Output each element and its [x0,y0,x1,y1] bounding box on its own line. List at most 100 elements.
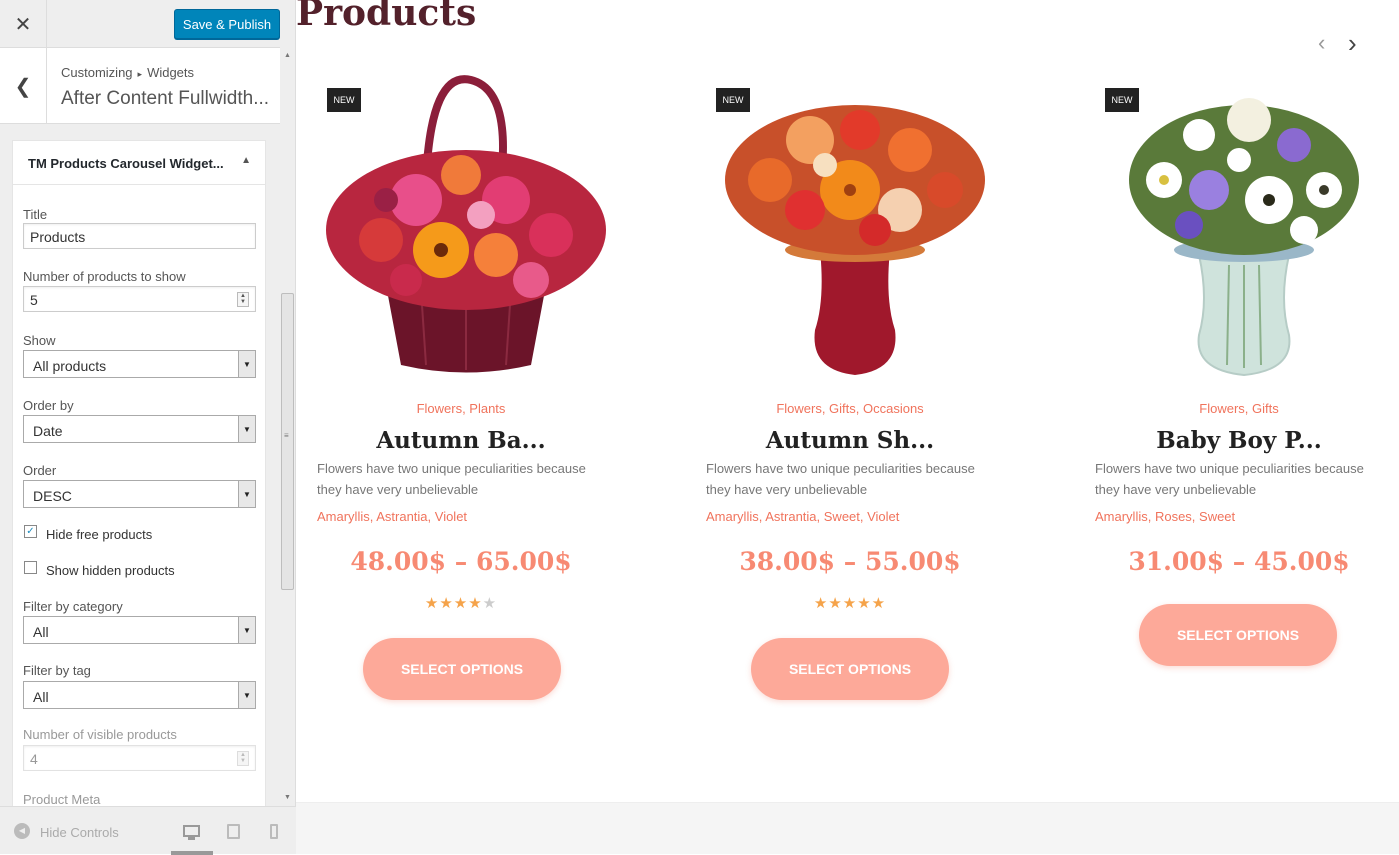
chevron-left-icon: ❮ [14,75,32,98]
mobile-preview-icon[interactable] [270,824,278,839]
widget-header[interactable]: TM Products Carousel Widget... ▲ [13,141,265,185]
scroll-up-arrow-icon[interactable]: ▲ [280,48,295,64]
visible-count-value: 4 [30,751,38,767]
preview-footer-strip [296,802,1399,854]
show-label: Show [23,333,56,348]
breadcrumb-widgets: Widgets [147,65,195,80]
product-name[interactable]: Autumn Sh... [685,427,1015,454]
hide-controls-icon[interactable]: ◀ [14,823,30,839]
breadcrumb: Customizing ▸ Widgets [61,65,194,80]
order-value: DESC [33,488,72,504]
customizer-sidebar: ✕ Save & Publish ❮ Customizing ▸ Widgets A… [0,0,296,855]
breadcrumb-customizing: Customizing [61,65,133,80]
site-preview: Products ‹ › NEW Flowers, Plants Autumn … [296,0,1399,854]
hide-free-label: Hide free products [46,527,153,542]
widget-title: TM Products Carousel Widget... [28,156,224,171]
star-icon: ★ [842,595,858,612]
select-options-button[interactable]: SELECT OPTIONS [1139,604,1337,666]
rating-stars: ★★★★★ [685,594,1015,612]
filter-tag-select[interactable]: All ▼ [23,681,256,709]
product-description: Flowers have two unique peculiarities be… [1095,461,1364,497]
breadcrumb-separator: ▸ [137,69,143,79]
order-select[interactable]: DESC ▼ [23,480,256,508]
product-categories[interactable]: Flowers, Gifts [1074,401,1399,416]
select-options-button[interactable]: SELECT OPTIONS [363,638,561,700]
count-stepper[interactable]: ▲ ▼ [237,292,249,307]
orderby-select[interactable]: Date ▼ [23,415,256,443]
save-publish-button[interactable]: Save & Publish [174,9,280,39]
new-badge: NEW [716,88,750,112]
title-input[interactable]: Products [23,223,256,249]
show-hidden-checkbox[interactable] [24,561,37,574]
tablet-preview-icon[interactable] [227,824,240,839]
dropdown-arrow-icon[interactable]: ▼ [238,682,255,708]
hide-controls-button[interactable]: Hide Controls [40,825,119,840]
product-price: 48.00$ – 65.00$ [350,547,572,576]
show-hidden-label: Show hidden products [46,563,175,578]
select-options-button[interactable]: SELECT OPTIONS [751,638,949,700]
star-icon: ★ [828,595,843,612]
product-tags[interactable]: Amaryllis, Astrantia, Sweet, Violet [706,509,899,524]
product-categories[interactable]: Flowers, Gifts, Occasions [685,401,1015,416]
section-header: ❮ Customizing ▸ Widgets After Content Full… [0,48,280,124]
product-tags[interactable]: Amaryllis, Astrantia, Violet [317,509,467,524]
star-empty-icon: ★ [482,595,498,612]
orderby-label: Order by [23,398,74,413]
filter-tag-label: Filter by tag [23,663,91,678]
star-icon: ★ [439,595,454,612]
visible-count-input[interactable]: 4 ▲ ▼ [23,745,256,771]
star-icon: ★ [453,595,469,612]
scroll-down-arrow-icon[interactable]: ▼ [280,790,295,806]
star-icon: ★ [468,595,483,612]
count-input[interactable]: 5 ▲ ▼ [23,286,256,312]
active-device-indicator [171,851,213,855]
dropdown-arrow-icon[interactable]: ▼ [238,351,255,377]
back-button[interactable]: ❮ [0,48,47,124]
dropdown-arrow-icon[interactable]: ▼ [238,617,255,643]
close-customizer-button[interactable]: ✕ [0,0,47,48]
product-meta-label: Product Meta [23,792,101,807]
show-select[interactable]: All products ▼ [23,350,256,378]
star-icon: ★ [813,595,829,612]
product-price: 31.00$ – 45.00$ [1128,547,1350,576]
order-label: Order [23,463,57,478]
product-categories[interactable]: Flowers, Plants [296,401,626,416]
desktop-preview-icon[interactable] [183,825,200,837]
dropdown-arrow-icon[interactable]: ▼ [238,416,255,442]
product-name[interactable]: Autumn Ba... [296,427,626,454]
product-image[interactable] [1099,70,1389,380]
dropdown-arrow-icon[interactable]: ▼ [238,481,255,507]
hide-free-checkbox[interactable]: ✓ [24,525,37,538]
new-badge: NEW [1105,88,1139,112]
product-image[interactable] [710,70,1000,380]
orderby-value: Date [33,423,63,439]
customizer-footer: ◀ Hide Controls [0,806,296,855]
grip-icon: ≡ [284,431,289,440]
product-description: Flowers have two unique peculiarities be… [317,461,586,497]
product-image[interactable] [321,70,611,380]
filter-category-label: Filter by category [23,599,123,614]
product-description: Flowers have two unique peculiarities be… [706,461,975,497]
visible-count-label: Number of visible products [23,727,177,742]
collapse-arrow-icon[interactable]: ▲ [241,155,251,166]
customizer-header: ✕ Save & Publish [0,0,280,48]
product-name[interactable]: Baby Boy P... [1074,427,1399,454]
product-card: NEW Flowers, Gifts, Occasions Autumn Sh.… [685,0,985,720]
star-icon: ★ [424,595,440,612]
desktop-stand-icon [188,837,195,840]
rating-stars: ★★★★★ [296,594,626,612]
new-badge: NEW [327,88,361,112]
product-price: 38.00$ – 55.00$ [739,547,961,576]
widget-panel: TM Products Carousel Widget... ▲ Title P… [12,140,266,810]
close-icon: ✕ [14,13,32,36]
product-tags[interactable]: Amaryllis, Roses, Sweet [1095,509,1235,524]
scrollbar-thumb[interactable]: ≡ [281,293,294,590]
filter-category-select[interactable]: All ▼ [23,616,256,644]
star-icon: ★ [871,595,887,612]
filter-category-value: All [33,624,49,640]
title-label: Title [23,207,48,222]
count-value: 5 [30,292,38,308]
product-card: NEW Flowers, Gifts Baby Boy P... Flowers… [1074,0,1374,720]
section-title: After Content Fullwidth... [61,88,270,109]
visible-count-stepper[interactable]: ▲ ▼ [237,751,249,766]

- - -

**TASK DESCRIPTION**
Rewrite all of the material above as a JSON list of strings, with one string for each line. Leave out blank lines and pictures.

**IN RESPONSE**
[
  "Output each element and its [x0,y0,x1,y1] bounding box on its own line. List at most 100 elements.",
  "chevron-left-icon: ❮ [14,75,32,98]",
  "mobile-preview-icon[interactable] [270,824,278,839]",
  "widget-header[interactable]: TM Products Carousel Widget... ▲ [13,141,265,185]",
  "scroll-up-arrow-icon[interactable]: ▲ [280,48,295,64]",
  "visible-count-value: 4 [30,751,38,767]",
  "preview-footer-strip [296,802,1399,854]",
  "show-label: Show [23,333,56,348]",
  "breadcrumb-widgets: Widgets [147,65,195,80]",
  "product-name[interactable]: Autumn Sh... [685,427,1015,454]",
  "hide-controls-icon[interactable]: ◀ [14,823,30,839]",
  "breadcrumb: Customizing ▸ Widgets [61,65,194,80]",
  "order-value: DESC [33,488,72,504]",
  "customizer-sidebar: ✕ Save & Publish ❮ Customizing ▸ Widgets A… [0,0,296,855]",
  "breadcrumb-customizing: Customizing [61,65,133,80]",
  "site-preview: Products ‹ › NEW Flowers, Plants Autumn … [296,0,1399,854]",
  "hide-free-label: Hide free products [46,527,153,542]",
  "widget-title: TM Products Carousel Widget... [28,156,224,171]",
  "star-icon: ★ [842,595,858,612]",
  "select-options-button[interactable]: SELECT OPTIONS [1139,604,1337,666]",
  "rating-stars: ★★★★★ [685,594,1015,612]",
  "filter-tag-select[interactable]: All ▼ [23,681,256,709]",
  "product-description: Flowers have two unique peculiarities be… [1095,461,1364,497]",
  "breadcrumb-separator: ▸ [137,69,143,79]",
  "order-select[interactable]: DESC ▼ [23,480,256,508]",
  "product-categories[interactable]: Flowers, Gifts [1074,401,1399,416]",
  "select-options-button[interactable]: SELECT OPTIONS [363,638,561,700]",
  "count-stepper[interactable]: ▲ ▼ [237,292,249,307]",
  "orderby-select[interactable]: Date ▼ [23,415,256,443]",
  "save-publish-button[interactable]: Save & Publish [174,9,280,39]",
  "new-badge: NEW [716,88,750,112]",
  "title-input[interactable]: Products [23,223,256,249]",
  "show-hidden-checkbox[interactable] [24,561,37,574]",
  "tablet-preview-icon[interactable] [227,824,240,839]",
  "dropdown-arrow-icon[interactable]: ▼ [238,682,255,708]",
  "hide-controls-button[interactable]: Hide Controls [40,825,119,840]",
  "product-price: 48.00$ – 65.00$ [350,547,572,576]",
  "show-hidden-label: Show hidden products [46,563,175,578]",
  "select-options-button[interactable]: SELECT OPTIONS [751,638,949,700]",
  "star-icon: ★ [828,595,843,612]",
  "product-tags[interactable]: Amaryllis, Astrantia, Sweet, Violet [706,509,899,524]",
  "product-categories[interactable]: Flowers, Gifts, Occasions [685,401,1015,416]",
  "section-header: ❮ Customizing ▸ Widgets After Content Full… [0,48,280,124]",
  "product-tags[interactable]: Amaryllis, Astrantia, Violet [317,509,467,524]",
  "star-empty-icon: ★ [482,595,498,612]",
  "orderby-label: Order by [23,398,74,413]",
  "filter-tag-label: Filter by tag [23,663,91,678]",
  "star-icon: ★ [439,595,454,612]",
  "visible-count-input[interactable]: 4 ▲ ▼ [23,745,256,771]",
  "star-icon: ★ [453,595,469,612]",
  "scroll-down-arrow-icon[interactable]: ▼ [280,790,295,806]",
  "star-icon: ★ [468,595,483,612]",
  "count-input[interactable]: 5 ▲ ▼ [23,286,256,312]",
  "active-device-indicator [171,851,213,855]",
  "dropdown-arrow-icon[interactable]: ▼ [238,351,255,377]",
  "back-button[interactable]: ❮ [0,48,47,124]",
  "dropdown-arrow-icon[interactable]: ▼ [238,617,255,643]",
  "close-customizer-button[interactable]: ✕ [0,0,47,48]",
  "product-meta-label: Product Meta [23,792,101,807]",
  "show-select[interactable]: All products ▼ [23,350,256,378]",
  "star-icon: ★ [813,595,829,612]",
  "product-price: 31.00$ – 45.00$ [1128,547,1350,576]",
  "order-label: Order [23,463,57,478]",
  "product-categories[interactable]: Flowers, Plants [296,401,626,416]",
  "desktop-preview-icon[interactable] [183,825,200,837]",
  "dropdown-arrow-icon[interactable]: ▼ [238,416,255,442]",
  "product-name[interactable]: Autumn Ba... [296,427,626,454]",
  "product-image[interactable] [1099,70,1389,380]",
  "dropdown-arrow-icon[interactable]: ▼ [238,481,255,507]",
  "hide-free-checkbox[interactable]: ✓ [24,525,37,538]",
  "new-badge: NEW [1105,88,1139,112]",
  "product-image[interactable] [710,70,1000,380]",
  "orderby-value: Date [33,423,63,439]",
  "customizer-footer: ◀ Hide Controls [0,806,296,855]",
  "grip-icon: ≡ [284,431,289,440]",
  "product-description: Flowers have two unique peculiarities be… [317,461,586,497]",
  "product-image[interactable] [321,70,611,380]",
  "filter-category-label: Filter by category [23,599,123,614]",
  "product-description: Flowers have two unique peculiarities be… [706,461,975,497]",
  "visible-count-label: Number of visible products [23,727,177,742]",
  "collapse-arrow-icon[interactable]: ▲ [241,155,251,166]",
  "customizer-header: ✕ Save & Publish [0,0,280,48]",
  "product-name[interactable]: Baby Boy P... [1074,427,1399,454]",
  "product-card: NEW Flowers, Gifts, Occasions Autumn Sh.… [685,0,985,720]",
  "star-icon: ★ [424,595,440,612]",
  "desktop-stand-icon [188,837,195,840]",
  "rating-stars: ★★★★★ [296,594,626,612]",
  "new-badge: NEW [327,88,361,112]",
  "product-price: 38.00$ – 55.00$ [739,547,961,576]",
  "widget-panel: TM Products Carousel Widget... ▲ Title P… [12,140,266,810]",
  "close-icon: ✕ [14,13,32,36]",
  "product-tags[interactable]: Amaryllis, Roses, Sweet [1095,509,1235,524]",
  "scrollbar-thumb[interactable]: ≡ [281,293,294,590]",
  "filter-category-select[interactable]: All ▼ [23,616,256,644]",
  "star-icon: ★ [871,595,887,612]",
  "filter-category-value: All [33,624,49,640]",
  "title-label: Title [23,207,48,222]",
  "count-value: 5 [30,292,38,308]",
  "product-card: NEW Flowers, Gifts Baby Boy P... Flowers… [1074,0,1374,720]",
  "section-title: After Content Fullwidth... [61,88,270,109]",
  "visible-count-stepper[interactable]: ▲ ▼ [237,751,249,766]"
]